Please rewrite the records below, replacing every "chevron-right-icon" with "arrow-right-icon" and leaving everything else unchanged.

═════ SUPPLIED MATERIAL ═════

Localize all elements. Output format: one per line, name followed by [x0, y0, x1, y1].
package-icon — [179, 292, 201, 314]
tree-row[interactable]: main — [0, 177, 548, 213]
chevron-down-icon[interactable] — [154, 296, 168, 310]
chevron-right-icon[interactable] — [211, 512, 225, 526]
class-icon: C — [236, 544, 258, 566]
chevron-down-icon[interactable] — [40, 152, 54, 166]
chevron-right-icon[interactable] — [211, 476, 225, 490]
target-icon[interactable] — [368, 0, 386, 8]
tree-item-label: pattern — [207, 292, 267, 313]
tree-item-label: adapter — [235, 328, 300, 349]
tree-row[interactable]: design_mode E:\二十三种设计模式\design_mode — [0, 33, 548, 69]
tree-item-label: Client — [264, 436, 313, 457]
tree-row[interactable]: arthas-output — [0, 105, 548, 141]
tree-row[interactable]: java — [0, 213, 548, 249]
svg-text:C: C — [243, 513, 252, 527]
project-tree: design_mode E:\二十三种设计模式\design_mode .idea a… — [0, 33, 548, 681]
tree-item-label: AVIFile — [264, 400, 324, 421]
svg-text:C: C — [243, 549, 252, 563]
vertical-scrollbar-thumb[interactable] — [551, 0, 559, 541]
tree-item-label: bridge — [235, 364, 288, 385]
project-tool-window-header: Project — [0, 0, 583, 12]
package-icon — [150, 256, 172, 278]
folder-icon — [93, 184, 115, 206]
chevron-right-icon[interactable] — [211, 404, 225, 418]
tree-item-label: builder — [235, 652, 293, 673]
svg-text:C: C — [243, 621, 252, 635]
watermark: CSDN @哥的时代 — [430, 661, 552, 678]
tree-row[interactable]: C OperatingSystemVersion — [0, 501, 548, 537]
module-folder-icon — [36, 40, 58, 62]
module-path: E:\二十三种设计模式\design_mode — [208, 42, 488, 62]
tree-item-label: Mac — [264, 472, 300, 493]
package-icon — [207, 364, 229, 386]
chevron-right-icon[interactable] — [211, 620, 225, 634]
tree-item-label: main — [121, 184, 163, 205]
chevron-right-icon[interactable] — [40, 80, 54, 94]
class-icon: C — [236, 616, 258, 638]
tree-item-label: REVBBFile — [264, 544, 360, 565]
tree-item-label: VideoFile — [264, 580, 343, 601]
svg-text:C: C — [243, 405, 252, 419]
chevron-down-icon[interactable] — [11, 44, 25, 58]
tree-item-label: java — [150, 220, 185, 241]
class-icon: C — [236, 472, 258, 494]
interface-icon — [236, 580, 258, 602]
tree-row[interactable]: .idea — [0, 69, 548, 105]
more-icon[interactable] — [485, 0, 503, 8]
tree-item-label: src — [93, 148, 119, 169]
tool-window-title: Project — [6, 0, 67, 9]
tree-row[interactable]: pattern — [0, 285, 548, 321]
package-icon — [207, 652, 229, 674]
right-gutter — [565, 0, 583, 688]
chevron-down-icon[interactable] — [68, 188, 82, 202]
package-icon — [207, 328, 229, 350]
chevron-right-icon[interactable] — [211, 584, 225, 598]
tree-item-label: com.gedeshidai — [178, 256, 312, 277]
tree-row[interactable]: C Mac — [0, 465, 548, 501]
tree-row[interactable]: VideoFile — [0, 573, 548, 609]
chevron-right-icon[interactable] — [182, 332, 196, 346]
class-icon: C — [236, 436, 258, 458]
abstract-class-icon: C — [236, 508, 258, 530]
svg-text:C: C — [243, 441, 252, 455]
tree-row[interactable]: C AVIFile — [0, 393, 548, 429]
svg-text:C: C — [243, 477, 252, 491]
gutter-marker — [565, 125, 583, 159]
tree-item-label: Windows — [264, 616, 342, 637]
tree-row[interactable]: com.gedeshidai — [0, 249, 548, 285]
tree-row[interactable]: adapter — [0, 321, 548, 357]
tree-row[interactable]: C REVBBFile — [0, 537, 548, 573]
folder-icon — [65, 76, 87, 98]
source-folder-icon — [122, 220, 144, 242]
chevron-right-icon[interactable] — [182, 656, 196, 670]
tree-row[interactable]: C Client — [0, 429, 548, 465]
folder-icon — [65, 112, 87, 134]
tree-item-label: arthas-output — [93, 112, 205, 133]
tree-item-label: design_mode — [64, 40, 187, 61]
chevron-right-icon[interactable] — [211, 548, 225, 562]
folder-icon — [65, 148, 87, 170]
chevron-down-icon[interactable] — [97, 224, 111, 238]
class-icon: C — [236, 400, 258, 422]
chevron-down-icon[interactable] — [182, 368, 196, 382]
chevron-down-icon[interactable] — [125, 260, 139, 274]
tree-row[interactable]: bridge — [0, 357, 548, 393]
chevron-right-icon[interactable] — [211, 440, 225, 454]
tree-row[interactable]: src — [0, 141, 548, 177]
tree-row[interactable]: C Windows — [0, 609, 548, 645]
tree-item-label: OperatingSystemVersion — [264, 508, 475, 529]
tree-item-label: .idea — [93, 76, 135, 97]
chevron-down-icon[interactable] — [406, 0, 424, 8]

═════

▸ RESULT OF THE EXERCISE
Localize all elements. Output format: one per line, name followed by [x0, y0, x1, y1].
package-icon — [179, 292, 201, 314]
tree-row[interactable]: main — [0, 177, 548, 213]
chevron-down-icon[interactable] — [154, 296, 168, 310]
arrow-right-icon[interactable] — [211, 512, 225, 526]
class-icon: C — [236, 544, 258, 566]
chevron-down-icon[interactable] — [40, 152, 54, 166]
arrow-right-icon[interactable] — [211, 476, 225, 490]
target-icon[interactable] — [368, 0, 386, 8]
tree-item-label: pattern — [207, 292, 267, 313]
tree-item-label: adapter — [235, 328, 300, 349]
tree-row[interactable]: design_mode E:\二十三种设计模式\design_mode — [0, 33, 548, 69]
tree-item-label: Client — [264, 436, 313, 457]
tree-row[interactable]: arthas-output — [0, 105, 548, 141]
tree-row[interactable]: java — [0, 213, 548, 249]
svg-text:C: C — [243, 513, 252, 527]
project-tree: design_mode E:\二十三种设计模式\design_mode .idea a… — [0, 33, 548, 681]
tree-item-label: AVIFile — [264, 400, 324, 421]
svg-text:C: C — [243, 549, 252, 563]
vertical-scrollbar-thumb[interactable] — [551, 0, 559, 541]
tree-item-label: bridge — [235, 364, 288, 385]
project-tool-window-header: Project — [0, 0, 583, 12]
package-icon — [150, 256, 172, 278]
folder-icon — [93, 184, 115, 206]
arrow-right-icon[interactable] — [211, 404, 225, 418]
tree-item-label: builder — [235, 652, 293, 673]
svg-text:C: C — [243, 621, 252, 635]
watermark: CSDN @哥的时代 — [430, 661, 552, 678]
tree-row[interactable]: C OperatingSystemVersion — [0, 501, 548, 537]
module-folder-icon — [36, 40, 58, 62]
module-path: E:\二十三种设计模式\design_mode — [208, 42, 488, 62]
tree-item-label: Mac — [264, 472, 300, 493]
package-icon — [207, 364, 229, 386]
arrow-right-icon[interactable] — [211, 620, 225, 634]
tree-item-label: main — [121, 184, 163, 205]
arrow-right-icon[interactable] — [40, 80, 54, 94]
class-icon: C — [236, 616, 258, 638]
tree-item-label: REVBBFile — [264, 544, 360, 565]
tree-item-label: VideoFile — [264, 580, 343, 601]
svg-text:C: C — [243, 405, 252, 419]
chevron-down-icon[interactable] — [11, 44, 25, 58]
tree-item-label: java — [150, 220, 185, 241]
class-icon: C — [236, 472, 258, 494]
interface-icon — [236, 580, 258, 602]
tree-row[interactable]: .idea — [0, 69, 548, 105]
more-icon[interactable] — [485, 0, 503, 8]
tree-item-label: src — [93, 148, 119, 169]
tool-window-title: Project — [6, 0, 67, 9]
tree-row[interactable]: pattern — [0, 285, 548, 321]
package-icon — [207, 652, 229, 674]
right-gutter — [565, 0, 583, 688]
chevron-down-icon[interactable] — [68, 188, 82, 202]
package-icon — [207, 328, 229, 350]
arrow-right-icon[interactable] — [211, 584, 225, 598]
tree-item-label: com.gedeshidai — [178, 256, 312, 277]
tree-row[interactable]: C Mac — [0, 465, 548, 501]
tree-row[interactable]: VideoFile — [0, 573, 548, 609]
arrow-right-icon[interactable] — [182, 332, 196, 346]
class-icon: C — [236, 436, 258, 458]
abstract-class-icon: C — [236, 508, 258, 530]
svg-text:C: C — [243, 441, 252, 455]
tree-row[interactable]: C AVIFile — [0, 393, 548, 429]
svg-text:C: C — [243, 477, 252, 491]
gutter-marker — [565, 125, 583, 159]
tree-item-label: Windows — [264, 616, 342, 637]
tree-row[interactable]: com.gedeshidai — [0, 249, 548, 285]
tree-row[interactable]: adapter — [0, 321, 548, 357]
tree-row[interactable]: C REVBBFile — [0, 537, 548, 573]
folder-icon — [65, 76, 87, 98]
source-folder-icon — [122, 220, 144, 242]
arrow-right-icon[interactable] — [182, 656, 196, 670]
tree-row[interactable]: C Client — [0, 429, 548, 465]
folder-icon — [65, 112, 87, 134]
tree-item-label: arthas-output — [93, 112, 205, 133]
tree-item-label: design_mode — [64, 40, 187, 61]
arrow-right-icon[interactable] — [211, 548, 225, 562]
folder-icon — [65, 148, 87, 170]
chevron-down-icon[interactable] — [97, 224, 111, 238]
class-icon: C — [236, 400, 258, 422]
chevron-down-icon[interactable] — [182, 368, 196, 382]
chevron-down-icon[interactable] — [125, 260, 139, 274]
tree-row[interactable]: bridge — [0, 357, 548, 393]
arrow-right-icon[interactable] — [211, 440, 225, 454]
tree-row[interactable]: src — [0, 141, 548, 177]
tree-row[interactable]: C Windows — [0, 609, 548, 645]
tree-item-label: OperatingSystemVersion — [264, 508, 475, 529]
tree-item-label: .idea — [93, 76, 135, 97]
chevron-down-icon[interactable] — [406, 0, 424, 8]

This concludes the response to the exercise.